§ **Task prompt**
Transcribe the listing that follows in full, omitting pictures.

§ **Data extract**

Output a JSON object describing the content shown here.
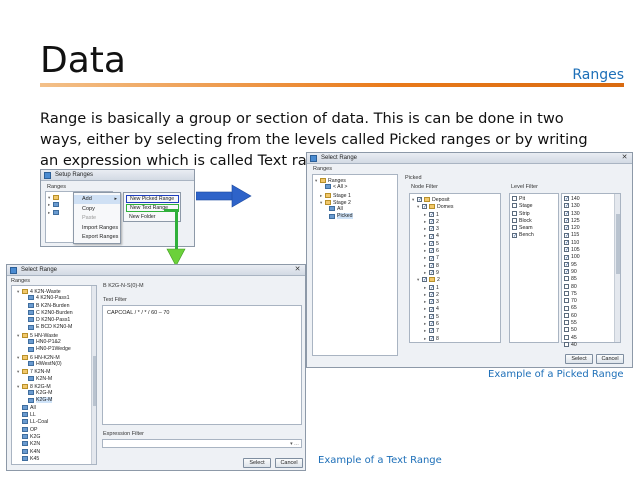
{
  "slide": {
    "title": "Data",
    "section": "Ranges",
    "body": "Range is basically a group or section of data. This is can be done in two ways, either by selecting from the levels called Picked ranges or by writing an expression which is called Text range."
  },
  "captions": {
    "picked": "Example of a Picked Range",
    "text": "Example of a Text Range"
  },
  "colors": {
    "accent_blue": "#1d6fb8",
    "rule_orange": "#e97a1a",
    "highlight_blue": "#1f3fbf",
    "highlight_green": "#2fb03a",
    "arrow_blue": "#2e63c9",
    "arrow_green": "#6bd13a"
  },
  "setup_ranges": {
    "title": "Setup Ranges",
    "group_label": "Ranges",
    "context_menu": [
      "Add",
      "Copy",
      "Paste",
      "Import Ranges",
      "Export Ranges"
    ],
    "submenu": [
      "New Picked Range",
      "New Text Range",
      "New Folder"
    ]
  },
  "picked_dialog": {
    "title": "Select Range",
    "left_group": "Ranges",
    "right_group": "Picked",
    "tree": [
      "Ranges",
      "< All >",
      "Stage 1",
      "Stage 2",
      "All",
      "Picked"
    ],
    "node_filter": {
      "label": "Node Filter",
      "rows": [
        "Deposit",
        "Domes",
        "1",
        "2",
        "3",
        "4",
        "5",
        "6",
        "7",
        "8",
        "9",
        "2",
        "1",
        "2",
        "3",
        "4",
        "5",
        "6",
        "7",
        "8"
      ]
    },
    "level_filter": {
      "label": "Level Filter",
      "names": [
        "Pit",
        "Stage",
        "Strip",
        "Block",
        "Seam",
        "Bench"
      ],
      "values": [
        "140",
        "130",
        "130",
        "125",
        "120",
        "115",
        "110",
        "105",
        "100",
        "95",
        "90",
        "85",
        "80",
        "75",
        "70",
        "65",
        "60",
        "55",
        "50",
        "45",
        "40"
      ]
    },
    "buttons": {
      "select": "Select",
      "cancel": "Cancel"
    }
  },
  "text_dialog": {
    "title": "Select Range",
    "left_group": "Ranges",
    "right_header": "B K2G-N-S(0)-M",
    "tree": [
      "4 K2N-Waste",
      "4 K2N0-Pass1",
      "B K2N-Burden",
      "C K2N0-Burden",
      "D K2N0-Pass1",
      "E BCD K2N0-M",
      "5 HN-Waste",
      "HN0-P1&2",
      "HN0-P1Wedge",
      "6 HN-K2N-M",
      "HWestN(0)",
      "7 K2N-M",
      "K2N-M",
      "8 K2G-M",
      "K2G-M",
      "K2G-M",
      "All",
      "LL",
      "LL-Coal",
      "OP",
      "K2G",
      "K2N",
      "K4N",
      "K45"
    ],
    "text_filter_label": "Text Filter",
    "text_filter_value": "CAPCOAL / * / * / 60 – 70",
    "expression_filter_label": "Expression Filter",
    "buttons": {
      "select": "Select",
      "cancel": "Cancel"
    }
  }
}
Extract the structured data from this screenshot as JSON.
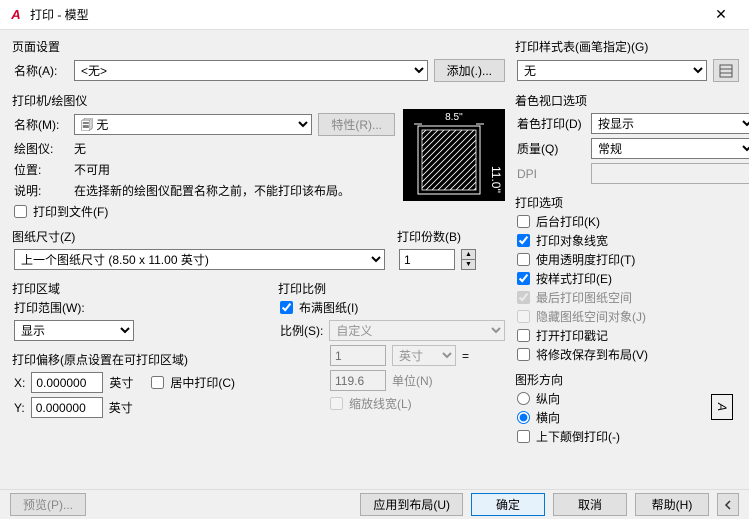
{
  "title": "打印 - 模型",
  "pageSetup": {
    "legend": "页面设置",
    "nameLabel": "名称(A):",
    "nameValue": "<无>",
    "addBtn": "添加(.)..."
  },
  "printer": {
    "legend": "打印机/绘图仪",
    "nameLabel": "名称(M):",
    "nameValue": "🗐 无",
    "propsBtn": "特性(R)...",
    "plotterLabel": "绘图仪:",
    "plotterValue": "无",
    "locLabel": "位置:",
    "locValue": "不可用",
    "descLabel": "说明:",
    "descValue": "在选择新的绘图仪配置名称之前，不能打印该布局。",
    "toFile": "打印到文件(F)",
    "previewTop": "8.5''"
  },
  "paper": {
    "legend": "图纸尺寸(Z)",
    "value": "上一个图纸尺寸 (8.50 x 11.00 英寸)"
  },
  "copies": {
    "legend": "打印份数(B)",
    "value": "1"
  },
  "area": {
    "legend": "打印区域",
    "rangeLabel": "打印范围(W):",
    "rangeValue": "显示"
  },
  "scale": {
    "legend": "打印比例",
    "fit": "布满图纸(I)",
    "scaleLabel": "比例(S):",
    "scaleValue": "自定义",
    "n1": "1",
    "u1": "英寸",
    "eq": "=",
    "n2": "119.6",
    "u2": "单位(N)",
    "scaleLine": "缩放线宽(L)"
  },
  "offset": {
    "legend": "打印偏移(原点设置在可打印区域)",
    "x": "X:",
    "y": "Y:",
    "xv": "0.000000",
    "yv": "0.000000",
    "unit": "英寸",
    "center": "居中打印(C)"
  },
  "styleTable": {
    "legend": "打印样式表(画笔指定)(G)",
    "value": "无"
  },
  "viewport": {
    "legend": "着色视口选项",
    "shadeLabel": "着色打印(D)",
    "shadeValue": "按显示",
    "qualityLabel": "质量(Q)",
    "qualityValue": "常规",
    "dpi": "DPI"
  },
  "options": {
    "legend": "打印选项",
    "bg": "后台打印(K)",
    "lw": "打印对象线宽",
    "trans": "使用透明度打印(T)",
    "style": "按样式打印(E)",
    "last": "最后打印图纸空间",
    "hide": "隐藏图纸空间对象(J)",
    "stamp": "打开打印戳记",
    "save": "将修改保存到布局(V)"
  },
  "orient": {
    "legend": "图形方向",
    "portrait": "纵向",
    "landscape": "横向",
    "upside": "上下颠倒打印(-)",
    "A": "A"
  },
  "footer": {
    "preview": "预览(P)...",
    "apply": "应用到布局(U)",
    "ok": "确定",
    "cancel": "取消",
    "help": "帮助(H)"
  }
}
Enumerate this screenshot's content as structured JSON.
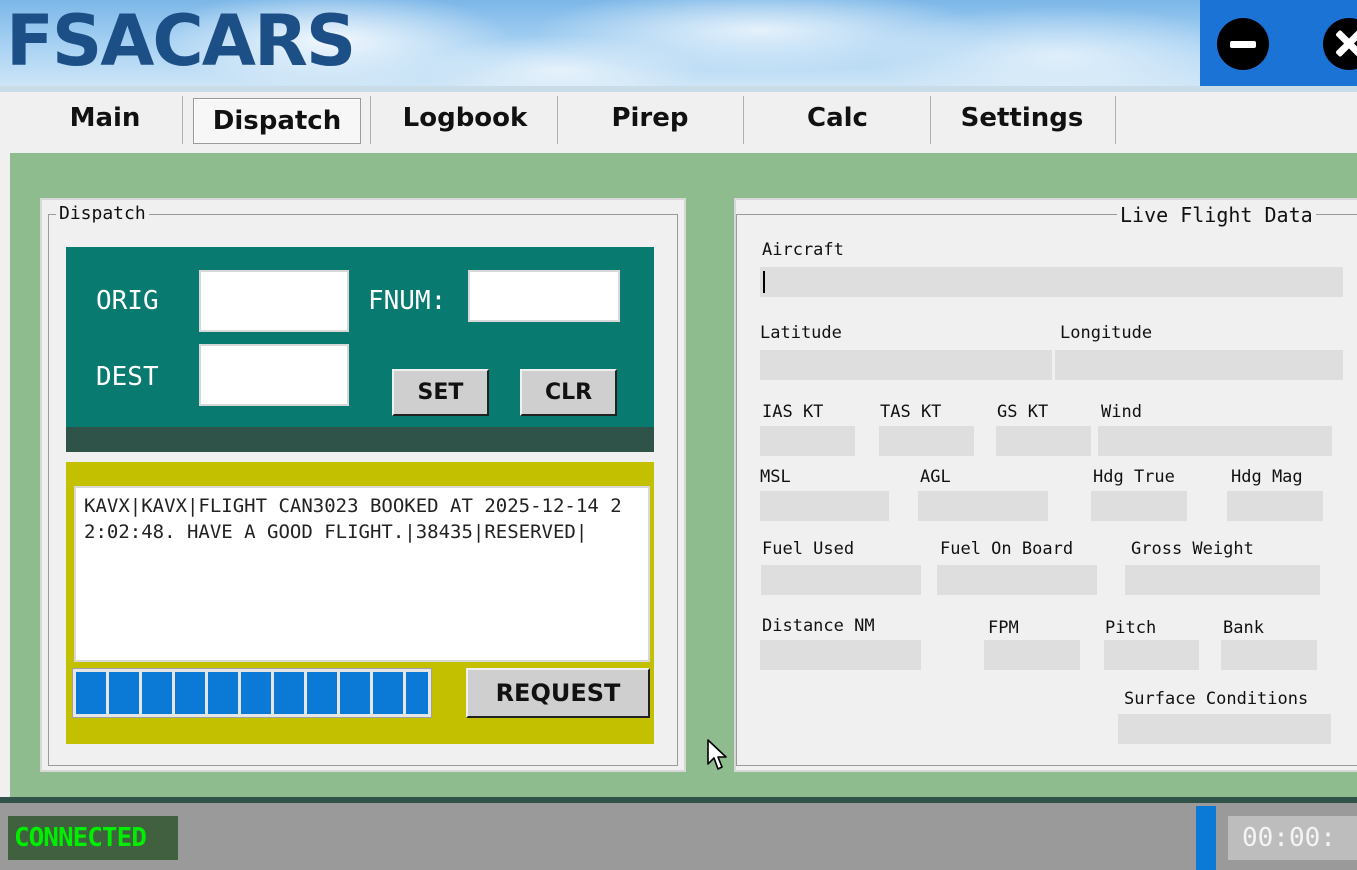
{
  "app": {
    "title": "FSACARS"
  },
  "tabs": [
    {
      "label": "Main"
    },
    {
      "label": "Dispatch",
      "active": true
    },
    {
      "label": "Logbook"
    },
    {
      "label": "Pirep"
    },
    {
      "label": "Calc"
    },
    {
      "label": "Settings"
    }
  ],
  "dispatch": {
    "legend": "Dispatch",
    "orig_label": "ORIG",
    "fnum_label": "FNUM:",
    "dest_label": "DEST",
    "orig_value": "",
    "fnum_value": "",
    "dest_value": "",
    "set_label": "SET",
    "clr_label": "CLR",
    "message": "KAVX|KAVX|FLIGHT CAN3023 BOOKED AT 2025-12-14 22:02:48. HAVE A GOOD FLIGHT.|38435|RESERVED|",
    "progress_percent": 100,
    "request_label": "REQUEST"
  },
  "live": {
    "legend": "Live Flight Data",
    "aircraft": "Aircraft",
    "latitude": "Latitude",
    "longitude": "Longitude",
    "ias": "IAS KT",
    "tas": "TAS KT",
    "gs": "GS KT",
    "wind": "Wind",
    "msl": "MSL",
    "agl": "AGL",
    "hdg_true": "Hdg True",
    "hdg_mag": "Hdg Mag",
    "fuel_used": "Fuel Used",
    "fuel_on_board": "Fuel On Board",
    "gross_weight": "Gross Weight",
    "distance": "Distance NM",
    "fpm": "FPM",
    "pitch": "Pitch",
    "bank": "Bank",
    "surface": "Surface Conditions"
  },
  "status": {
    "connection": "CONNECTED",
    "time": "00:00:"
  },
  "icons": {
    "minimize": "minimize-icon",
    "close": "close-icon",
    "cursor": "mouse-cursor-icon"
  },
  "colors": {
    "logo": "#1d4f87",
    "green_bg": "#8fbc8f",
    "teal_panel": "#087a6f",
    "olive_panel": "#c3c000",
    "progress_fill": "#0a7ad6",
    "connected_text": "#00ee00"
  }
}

§ **Answer to this problem**
Output a JSON object describing the content shown here.
{
  "slide": {
    "title": "Data",
    "section": "Ranges",
    "body": "Range is basically a group or section of data. This is can be done in two ways, either by selecting from the levels called Picked ranges or by writing an expression which is called Text range."
  },
  "captions": {
    "picked": "Example of a Picked Range",
    "text": "Example of a Text Range"
  },
  "colors": {
    "accent_blue": "#1d6fb8",
    "rule_orange": "#e97a1a",
    "highlight_blue": "#1f3fbf",
    "highlight_green": "#2fb03a",
    "arrow_blue": "#2e63c9",
    "arrow_green": "#6bd13a"
  },
  "setup_ranges": {
    "title": "Setup Ranges",
    "group_label": "Ranges",
    "context_menu": [
      "Add",
      "Copy",
      "Paste",
      "Import Ranges",
      "Export Ranges"
    ],
    "submenu": [
      "New Picked Range",
      "New Text Range",
      "New Folder"
    ]
  },
  "picked_dialog": {
    "title": "Select Range",
    "left_group": "Ranges",
    "right_group": "Picked",
    "tree": [
      "Ranges",
      "< All >",
      "Stage 1",
      "Stage 2",
      "All",
      "Picked"
    ],
    "node_filter": {
      "label": "Node Filter",
      "rows": [
        "Deposit",
        "Domes",
        "1",
        "2",
        "3",
        "4",
        "5",
        "6",
        "7",
        "8",
        "9",
        "2",
        "1",
        "2",
        "3",
        "4",
        "5",
        "6",
        "7",
        "8"
      ]
    },
    "level_filter": {
      "label": "Level Filter",
      "names": [
        "Pit",
        "Stage",
        "Strip",
        "Block",
        "Seam",
        "Bench"
      ],
      "values": [
        "140",
        "130",
        "130",
        "125",
        "120",
        "115",
        "110",
        "105",
        "100",
        "95",
        "90",
        "85",
        "80",
        "75",
        "70",
        "65",
        "60",
        "55",
        "50",
        "45",
        "40"
      ]
    },
    "buttons": {
      "select": "Select",
      "cancel": "Cancel"
    }
  },
  "text_dialog": {
    "title": "Select Range",
    "left_group": "Ranges",
    "right_header": "B K2G-N-S(0)-M",
    "tree": [
      "4 K2N-Waste",
      "4 K2N0-Pass1",
      "B K2N-Burden",
      "C K2N0-Burden",
      "D K2N0-Pass1",
      "E BCD K2N0-M",
      "5 HN-Waste",
      "HN0-P1&2",
      "HN0-P1Wedge",
      "6 HN-K2N-M",
      "HWestN(0)",
      "7 K2N-M",
      "K2N-M",
      "8 K2G-M",
      "K2G-M",
      "K2G-M",
      "All",
      "LL",
      "LL-Coal",
      "OP",
      "K2G",
      "K2N",
      "K4N",
      "K45"
    ],
    "text_filter_label": "Text Filter",
    "text_filter_value": "CAPCOAL / * / * / 60 – 70",
    "expression_filter_label": "Expression Filter",
    "buttons": {
      "select": "Select",
      "cancel": "Cancel"
    }
  }
}
Extract the structured data from this screenshot as JSON.
{
  "title": "打印 - 模型",
  "pageSetup": {
    "legend": "页面设置",
    "nameLabel": "名称(A):",
    "nameValue": "<无>",
    "addBtn": "添加(.)..."
  },
  "printer": {
    "legend": "打印机/绘图仪",
    "nameLabel": "名称(M):",
    "nameValue": "🗐 无",
    "propsBtn": "特性(R)...",
    "plotterLabel": "绘图仪:",
    "plotterValue": "无",
    "locLabel": "位置:",
    "locValue": "不可用",
    "descLabel": "说明:",
    "descValue": "在选择新的绘图仪配置名称之前，不能打印该布局。",
    "toFile": "打印到文件(F)",
    "previewTop": "8.5''"
  },
  "paper": {
    "legend": "图纸尺寸(Z)",
    "value": "上一个图纸尺寸 (8.50 x 11.00 英寸)"
  },
  "copies": {
    "legend": "打印份数(B)",
    "value": "1"
  },
  "area": {
    "legend": "打印区域",
    "rangeLabel": "打印范围(W):",
    "rangeValue": "显示"
  },
  "scale": {
    "legend": "打印比例",
    "fit": "布满图纸(I)",
    "scaleLabel": "比例(S):",
    "scaleValue": "自定义",
    "n1": "1",
    "u1": "英寸",
    "eq": "=",
    "n2": "119.6",
    "u2": "单位(N)",
    "scaleLine": "缩放线宽(L)"
  },
  "offset": {
    "legend": "打印偏移(原点设置在可打印区域)",
    "x": "X:",
    "y": "Y:",
    "xv": "0.000000",
    "yv": "0.000000",
    "unit": "英寸",
    "center": "居中打印(C)"
  },
  "styleTable": {
    "legend": "打印样式表(画笔指定)(G)",
    "value": "无"
  },
  "viewport": {
    "legend": "着色视口选项",
    "shadeLabel": "着色打印(D)",
    "shadeValue": "按显示",
    "qualityLabel": "质量(Q)",
    "qualityValue": "常规",
    "dpi": "DPI"
  },
  "options": {
    "legend": "打印选项",
    "bg": "后台打印(K)",
    "lw": "打印对象线宽",
    "trans": "使用透明度打印(T)",
    "style": "按样式打印(E)",
    "last": "最后打印图纸空间",
    "hide": "隐藏图纸空间对象(J)",
    "stamp": "打开打印戳记",
    "save": "将修改保存到布局(V)"
  },
  "orient": {
    "legend": "图形方向",
    "portrait": "纵向",
    "landscape": "横向",
    "upside": "上下颠倒打印(-)",
    "A": "A"
  },
  "footer": {
    "preview": "预览(P)...",
    "apply": "应用到布局(U)",
    "ok": "确定",
    "cancel": "取消",
    "help": "帮助(H)"
  }
}
Enumerate this screenshot's content as structured JSON.
{
  "app": {
    "title": "FSACARS"
  },
  "tabs": [
    {
      "label": "Main"
    },
    {
      "label": "Dispatch",
      "active": true
    },
    {
      "label": "Logbook"
    },
    {
      "label": "Pirep"
    },
    {
      "label": "Calc"
    },
    {
      "label": "Settings"
    }
  ],
  "dispatch": {
    "legend": "Dispatch",
    "orig_label": "ORIG",
    "fnum_label": "FNUM:",
    "dest_label": "DEST",
    "orig_value": "",
    "fnum_value": "",
    "dest_value": "",
    "set_label": "SET",
    "clr_label": "CLR",
    "message": "KAVX|KAVX|FLIGHT CAN3023 BOOKED AT 2025-12-14 22:02:48. HAVE A GOOD FLIGHT.|38435|RESERVED|",
    "progress_percent": 100,
    "request_label": "REQUEST"
  },
  "live": {
    "legend": "Live Flight Data",
    "aircraft": "Aircraft",
    "latitude": "Latitude",
    "longitude": "Longitude",
    "ias": "IAS KT",
    "tas": "TAS KT",
    "gs": "GS KT",
    "wind": "Wind",
    "msl": "MSL",
    "agl": "AGL",
    "hdg_true": "Hdg True",
    "hdg_mag": "Hdg Mag",
    "fuel_used": "Fuel Used",
    "fuel_on_board": "Fuel On Board",
    "gross_weight": "Gross Weight",
    "distance": "Distance NM",
    "fpm": "FPM",
    "pitch": "Pitch",
    "bank": "Bank",
    "surface": "Surface Conditions"
  },
  "status": {
    "connection": "CONNECTED",
    "time": "00:00:"
  },
  "icons": {
    "minimize": "minimize-icon",
    "close": "close-icon",
    "cursor": "mouse-cursor-icon"
  },
  "colors": {
    "logo": "#1d4f87",
    "green_bg": "#8fbc8f",
    "teal_panel": "#087a6f",
    "olive_panel": "#c3c000",
    "progress_fill": "#0a7ad6",
    "connected_text": "#00ee00"
  }
}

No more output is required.